=== Problem to work on ===
Retype the records below exactly as they appear.

=== Data for this exercise ===
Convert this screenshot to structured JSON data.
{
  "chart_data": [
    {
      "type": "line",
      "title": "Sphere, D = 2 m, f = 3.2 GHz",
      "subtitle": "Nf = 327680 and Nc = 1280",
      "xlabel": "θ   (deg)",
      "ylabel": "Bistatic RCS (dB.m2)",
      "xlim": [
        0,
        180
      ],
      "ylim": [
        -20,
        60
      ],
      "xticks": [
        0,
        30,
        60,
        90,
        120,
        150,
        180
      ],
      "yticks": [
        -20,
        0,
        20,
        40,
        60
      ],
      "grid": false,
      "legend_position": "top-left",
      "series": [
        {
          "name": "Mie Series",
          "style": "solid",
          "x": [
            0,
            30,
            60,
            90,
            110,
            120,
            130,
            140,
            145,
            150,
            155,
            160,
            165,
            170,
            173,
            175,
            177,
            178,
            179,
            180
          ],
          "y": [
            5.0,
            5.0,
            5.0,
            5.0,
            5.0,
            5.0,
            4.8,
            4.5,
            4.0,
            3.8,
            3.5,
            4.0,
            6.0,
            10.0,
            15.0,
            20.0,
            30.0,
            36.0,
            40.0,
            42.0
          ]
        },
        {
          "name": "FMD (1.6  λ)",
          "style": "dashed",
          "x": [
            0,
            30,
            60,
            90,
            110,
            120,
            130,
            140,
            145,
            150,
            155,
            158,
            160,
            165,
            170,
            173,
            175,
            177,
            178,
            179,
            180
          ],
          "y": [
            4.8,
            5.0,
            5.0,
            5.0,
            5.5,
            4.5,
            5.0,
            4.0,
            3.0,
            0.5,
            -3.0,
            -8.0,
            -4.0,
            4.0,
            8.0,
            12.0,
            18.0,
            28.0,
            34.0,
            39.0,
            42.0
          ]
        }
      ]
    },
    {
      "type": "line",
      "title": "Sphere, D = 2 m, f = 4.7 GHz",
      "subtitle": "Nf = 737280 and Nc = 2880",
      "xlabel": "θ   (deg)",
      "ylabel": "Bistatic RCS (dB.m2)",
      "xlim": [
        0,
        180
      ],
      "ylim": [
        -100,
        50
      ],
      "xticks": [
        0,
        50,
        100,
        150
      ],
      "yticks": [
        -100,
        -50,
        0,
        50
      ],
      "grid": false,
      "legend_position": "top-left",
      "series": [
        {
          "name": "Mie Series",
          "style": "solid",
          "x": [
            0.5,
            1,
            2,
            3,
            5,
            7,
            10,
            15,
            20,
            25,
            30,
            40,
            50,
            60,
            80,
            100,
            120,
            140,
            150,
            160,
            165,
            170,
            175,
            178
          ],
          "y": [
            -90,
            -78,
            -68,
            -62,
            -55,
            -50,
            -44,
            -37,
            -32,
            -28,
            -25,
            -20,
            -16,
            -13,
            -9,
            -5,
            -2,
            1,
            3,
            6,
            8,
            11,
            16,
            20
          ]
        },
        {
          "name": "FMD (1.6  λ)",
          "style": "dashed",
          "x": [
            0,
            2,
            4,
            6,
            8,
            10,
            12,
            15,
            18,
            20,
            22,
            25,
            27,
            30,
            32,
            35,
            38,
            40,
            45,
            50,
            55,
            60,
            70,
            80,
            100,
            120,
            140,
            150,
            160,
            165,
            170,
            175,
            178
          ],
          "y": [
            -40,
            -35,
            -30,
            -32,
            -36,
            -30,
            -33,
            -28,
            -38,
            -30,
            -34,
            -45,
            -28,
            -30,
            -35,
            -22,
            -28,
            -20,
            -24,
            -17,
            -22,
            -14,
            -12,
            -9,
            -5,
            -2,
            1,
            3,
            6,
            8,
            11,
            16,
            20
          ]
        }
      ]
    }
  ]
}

=== Output for this task ===
Convert this screenshot to structured JSON data.
{
  "chart_data": [
    {
      "type": "line",
      "title": "Sphere, D = 2 m, f = 3.2 GHz",
      "subtitle": "Nf = 327680 and Nc = 1280",
      "xlabel": "θ   (deg)",
      "ylabel": "Bistatic RCS (dB.m2)",
      "xlim": [
        0,
        180
      ],
      "ylim": [
        -20,
        60
      ],
      "xticks": [
        0,
        30,
        60,
        90,
        120,
        150,
        180
      ],
      "yticks": [
        -20,
        0,
        20,
        40,
        60
      ],
      "grid": false,
      "legend_position": "top-left",
      "series": [
        {
          "name": "Mie Series",
          "style": "solid",
          "x": [
            0,
            30,
            60,
            90,
            110,
            120,
            130,
            140,
            145,
            150,
            155,
            160,
            165,
            170,
            173,
            175,
            177,
            178,
            179,
            180
          ],
          "y": [
            5.0,
            5.0,
            5.0,
            5.0,
            5.0,
            5.0,
            4.8,
            4.5,
            4.0,
            3.8,
            3.5,
            4.0,
            6.0,
            10.0,
            15.0,
            20.0,
            30.0,
            36.0,
            40.0,
            42.0
          ]
        },
        {
          "name": "FMD (1.6  λ)",
          "style": "dashed",
          "x": [
            0,
            30,
            60,
            90,
            110,
            120,
            130,
            140,
            145,
            150,
            155,
            158,
            160,
            165,
            170,
            173,
            175,
            177,
            178,
            179,
            180
          ],
          "y": [
            4.8,
            5.0,
            5.0,
            5.0,
            5.5,
            4.5,
            5.0,
            4.0,
            3.0,
            0.5,
            -3.0,
            -8.0,
            -4.0,
            4.0,
            8.0,
            12.0,
            18.0,
            28.0,
            34.0,
            39.0,
            42.0
          ]
        }
      ]
    },
    {
      "type": "line",
      "title": "Sphere, D = 2 m, f = 4.7 GHz",
      "subtitle": "Nf = 737280 and Nc = 2880",
      "xlabel": "θ   (deg)",
      "ylabel": "Bistatic RCS (dB.m2)",
      "xlim": [
        0,
        180
      ],
      "ylim": [
        -100,
        50
      ],
      "xticks": [
        0,
        50,
        100,
        150
      ],
      "yticks": [
        -100,
        -50,
        0,
        50
      ],
      "grid": false,
      "legend_position": "top-left",
      "series": [
        {
          "name": "Mie Series",
          "style": "solid",
          "x": [
            0.5,
            1,
            2,
            3,
            5,
            7,
            10,
            15,
            20,
            25,
            30,
            40,
            50,
            60,
            80,
            100,
            120,
            140,
            150,
            160,
            165,
            170,
            175,
            178
          ],
          "y": [
            -90,
            -78,
            -68,
            -62,
            -55,
            -50,
            -44,
            -37,
            -32,
            -28,
            -25,
            -20,
            -16,
            -13,
            -9,
            -5,
            -2,
            1,
            3,
            6,
            8,
            11,
            16,
            20
          ]
        },
        {
          "name": "FMD (1.6  λ)",
          "style": "dashed",
          "x": [
            0,
            2,
            4,
            6,
            8,
            10,
            12,
            15,
            18,
            20,
            22,
            25,
            27,
            30,
            32,
            35,
            38,
            40,
            45,
            50,
            55,
            60,
            70,
            80,
            100,
            120,
            140,
            150,
            160,
            165,
            170,
            175,
            178
          ],
          "y": [
            -40,
            -35,
            -30,
            -32,
            -36,
            -30,
            -33,
            -28,
            -38,
            -30,
            -34,
            -45,
            -28,
            -30,
            -35,
            -22,
            -28,
            -20,
            -24,
            -17,
            -22,
            -14,
            -12,
            -9,
            -5,
            -2,
            1,
            3,
            6,
            8,
            11,
            16,
            20
          ]
        }
      ]
    }
  ]
}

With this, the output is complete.